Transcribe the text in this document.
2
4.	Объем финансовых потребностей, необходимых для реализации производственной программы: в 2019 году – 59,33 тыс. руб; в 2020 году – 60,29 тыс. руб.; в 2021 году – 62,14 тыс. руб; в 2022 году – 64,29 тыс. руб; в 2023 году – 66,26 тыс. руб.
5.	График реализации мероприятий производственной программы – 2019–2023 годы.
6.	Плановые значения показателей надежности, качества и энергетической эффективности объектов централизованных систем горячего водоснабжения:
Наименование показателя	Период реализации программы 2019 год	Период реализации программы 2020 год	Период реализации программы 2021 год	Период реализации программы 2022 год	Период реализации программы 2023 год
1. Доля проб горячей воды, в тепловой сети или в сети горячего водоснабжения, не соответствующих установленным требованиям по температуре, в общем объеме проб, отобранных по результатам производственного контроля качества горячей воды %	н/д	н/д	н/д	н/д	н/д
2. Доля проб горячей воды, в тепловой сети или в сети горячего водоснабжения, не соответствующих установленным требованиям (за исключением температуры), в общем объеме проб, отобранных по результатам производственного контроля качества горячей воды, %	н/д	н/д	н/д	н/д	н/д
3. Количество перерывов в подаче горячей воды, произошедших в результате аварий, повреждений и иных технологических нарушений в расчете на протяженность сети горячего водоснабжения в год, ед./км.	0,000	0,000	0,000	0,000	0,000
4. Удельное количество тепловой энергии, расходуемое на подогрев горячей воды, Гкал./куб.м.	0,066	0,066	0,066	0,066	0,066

--------------------------------

Write every entry out again exactly.

Transcribe the text in this document.
2
4.	Объем финансовых потребностей, необходимых для реализации производственной программы: в 2019 году – 59,33 тыс. руб; в 2020 году – 60,29 тыс. руб.; в 2021 году – 62,14 тыс. руб; в 2022 году – 64,29 тыс. руб; в 2023 году – 66,26 тыс. руб.
5.	График реализации мероприятий производственной программы – 2019–2023 годы.
6.	Плановые значения показателей надежности, качества и энергетической эффективности объектов централизованных систем горячего водоснабжения:
Наименование показателя	Период реализации программы 2019 год	Период реализации программы 2020 год	Период реализации программы 2021 год	Период реализации программы 2022 год	Период реализации программы 2023 год
1. Доля проб горячей воды, в тепловой сети или в сети горячего водоснабжения, не соответствующих установленным требованиям по температуре, в общем объеме проб, отобранных по результатам производственного контроля качества горячей воды %	н/д	н/д	н/д	н/д	н/д
2. Доля проб горячей воды, в тепловой сети или в сети горячего водоснабжения, не соответствующих установленным требованиям (за исключением температуры), в общем объеме проб, отобранных по результатам производственного контроля качества горячей воды, %	н/д	н/д	н/д	н/д	н/д
3. Количество перерывов в подаче горячей воды, произошедших в результате аварий, повреждений и иных технологических нарушений в расчете на протяженность сети горячего водоснабжения в год, ед./км.	0,000	0,000	0,000	0,000	0,000
4. Удельное количество тепловой энергии, расходуемое на подогрев горячей воды, Гкал./куб.м.	0,066	0,066	0,066	0,066	0,066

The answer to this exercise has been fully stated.